Reproduce all entries word for word.

**Records supplied**.
- - -

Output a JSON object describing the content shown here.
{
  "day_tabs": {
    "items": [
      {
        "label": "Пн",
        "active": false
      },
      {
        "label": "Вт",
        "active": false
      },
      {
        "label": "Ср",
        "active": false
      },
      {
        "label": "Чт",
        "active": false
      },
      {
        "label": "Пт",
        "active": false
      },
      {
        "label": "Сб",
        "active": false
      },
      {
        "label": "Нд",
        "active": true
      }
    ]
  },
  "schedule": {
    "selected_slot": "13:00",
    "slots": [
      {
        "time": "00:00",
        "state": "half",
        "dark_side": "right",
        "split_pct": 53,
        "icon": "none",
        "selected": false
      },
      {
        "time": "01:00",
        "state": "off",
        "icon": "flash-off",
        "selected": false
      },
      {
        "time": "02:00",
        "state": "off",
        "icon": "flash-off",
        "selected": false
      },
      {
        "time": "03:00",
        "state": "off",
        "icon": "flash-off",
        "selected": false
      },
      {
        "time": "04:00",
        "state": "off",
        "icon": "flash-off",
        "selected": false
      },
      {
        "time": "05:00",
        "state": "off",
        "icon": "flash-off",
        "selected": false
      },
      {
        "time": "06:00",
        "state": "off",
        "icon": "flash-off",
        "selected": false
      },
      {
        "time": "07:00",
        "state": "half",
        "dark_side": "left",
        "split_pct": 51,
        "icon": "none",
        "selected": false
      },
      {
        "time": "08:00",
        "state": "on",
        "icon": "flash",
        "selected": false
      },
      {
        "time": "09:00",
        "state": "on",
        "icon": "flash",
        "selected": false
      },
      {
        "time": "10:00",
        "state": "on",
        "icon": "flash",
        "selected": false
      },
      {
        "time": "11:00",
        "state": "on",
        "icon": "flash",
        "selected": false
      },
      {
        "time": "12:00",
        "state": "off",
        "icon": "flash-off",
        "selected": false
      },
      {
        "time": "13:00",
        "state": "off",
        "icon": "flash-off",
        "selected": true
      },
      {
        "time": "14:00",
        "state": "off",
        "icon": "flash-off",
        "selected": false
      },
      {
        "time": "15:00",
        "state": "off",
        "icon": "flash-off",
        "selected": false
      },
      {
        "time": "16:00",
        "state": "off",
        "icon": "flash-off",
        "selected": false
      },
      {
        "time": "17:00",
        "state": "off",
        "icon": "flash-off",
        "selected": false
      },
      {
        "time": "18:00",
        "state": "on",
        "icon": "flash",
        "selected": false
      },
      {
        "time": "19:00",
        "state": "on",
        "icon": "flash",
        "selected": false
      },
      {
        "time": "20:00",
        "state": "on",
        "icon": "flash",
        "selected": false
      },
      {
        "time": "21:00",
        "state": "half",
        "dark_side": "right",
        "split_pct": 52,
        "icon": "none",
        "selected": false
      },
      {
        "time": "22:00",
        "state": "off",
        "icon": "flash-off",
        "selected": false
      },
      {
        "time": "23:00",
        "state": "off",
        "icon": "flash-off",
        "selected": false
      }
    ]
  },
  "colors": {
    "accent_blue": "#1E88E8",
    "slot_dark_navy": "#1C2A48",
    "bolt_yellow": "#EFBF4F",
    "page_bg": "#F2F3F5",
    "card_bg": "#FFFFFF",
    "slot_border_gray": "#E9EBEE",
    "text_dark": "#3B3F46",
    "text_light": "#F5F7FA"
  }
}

- - -

**Response**.
Output a JSON object describing the content shown here.
{
  "day_tabs": {
    "items": [
      {
        "label": "Пн",
        "active": false
      },
      {
        "label": "Вт",
        "active": false
      },
      {
        "label": "Ср",
        "active": false
      },
      {
        "label": "Чт",
        "active": false
      },
      {
        "label": "Пт",
        "active": false
      },
      {
        "label": "Сб",
        "active": false
      },
      {
        "label": "Нд",
        "active": true
      }
    ]
  },
  "schedule": {
    "selected_slot": "13:00",
    "slots": [
      {
        "time": "00:00",
        "state": "half",
        "dark_side": "right",
        "split_pct": 53,
        "icon": "none",
        "selected": false
      },
      {
        "time": "01:00",
        "state": "off",
        "icon": "flash-off",
        "selected": false
      },
      {
        "time": "02:00",
        "state": "off",
        "icon": "flash-off",
        "selected": false
      },
      {
        "time": "03:00",
        "state": "off",
        "icon": "flash-off",
        "selected": false
      },
      {
        "time": "04:00",
        "state": "off",
        "icon": "flash-off",
        "selected": false
      },
      {
        "time": "05:00",
        "state": "off",
        "icon": "flash-off",
        "selected": false
      },
      {
        "time": "06:00",
        "state": "off",
        "icon": "flash-off",
        "selected": false
      },
      {
        "time": "07:00",
        "state": "half",
        "dark_side": "left",
        "split_pct": 51,
        "icon": "none",
        "selected": false
      },
      {
        "time": "08:00",
        "state": "on",
        "icon": "flash",
        "selected": false
      },
      {
        "time": "09:00",
        "state": "on",
        "icon": "flash",
        "selected": false
      },
      {
        "time": "10:00",
        "state": "on",
        "icon": "flash",
        "selected": false
      },
      {
        "time": "11:00",
        "state": "on",
        "icon": "flash",
        "selected": false
      },
      {
        "time": "12:00",
        "state": "off",
        "icon": "flash-off",
        "selected": false
      },
      {
        "time": "13:00",
        "state": "off",
        "icon": "flash-off",
        "selected": true
      },
      {
        "time": "14:00",
        "state": "off",
        "icon": "flash-off",
        "selected": false
      },
      {
        "time": "15:00",
        "state": "off",
        "icon": "flash-off",
        "selected": false
      },
      {
        "time": "16:00",
        "state": "off",
        "icon": "flash-off",
        "selected": false
      },
      {
        "time": "17:00",
        "state": "off",
        "icon": "flash-off",
        "selected": false
      },
      {
        "time": "18:00",
        "state": "on",
        "icon": "flash",
        "selected": false
      },
      {
        "time": "19:00",
        "state": "on",
        "icon": "flash",
        "selected": false
      },
      {
        "time": "20:00",
        "state": "on",
        "icon": "flash",
        "selected": false
      },
      {
        "time": "21:00",
        "state": "half",
        "dark_side": "right",
        "split_pct": 52,
        "icon": "none",
        "selected": false
      },
      {
        "time": "22:00",
        "state": "off",
        "icon": "flash-off",
        "selected": false
      },
      {
        "time": "23:00",
        "state": "off",
        "icon": "flash-off",
        "selected": false
      }
    ]
  },
  "colors": {
    "accent_blue": "#1E88E8",
    "slot_dark_navy": "#1C2A48",
    "bolt_yellow": "#EFBF4F",
    "page_bg": "#F2F3F5",
    "card_bg": "#FFFFFF",
    "slot_border_gray": "#E9EBEE",
    "text_dark": "#3B3F46",
    "text_light": "#F5F7FA"
  }
}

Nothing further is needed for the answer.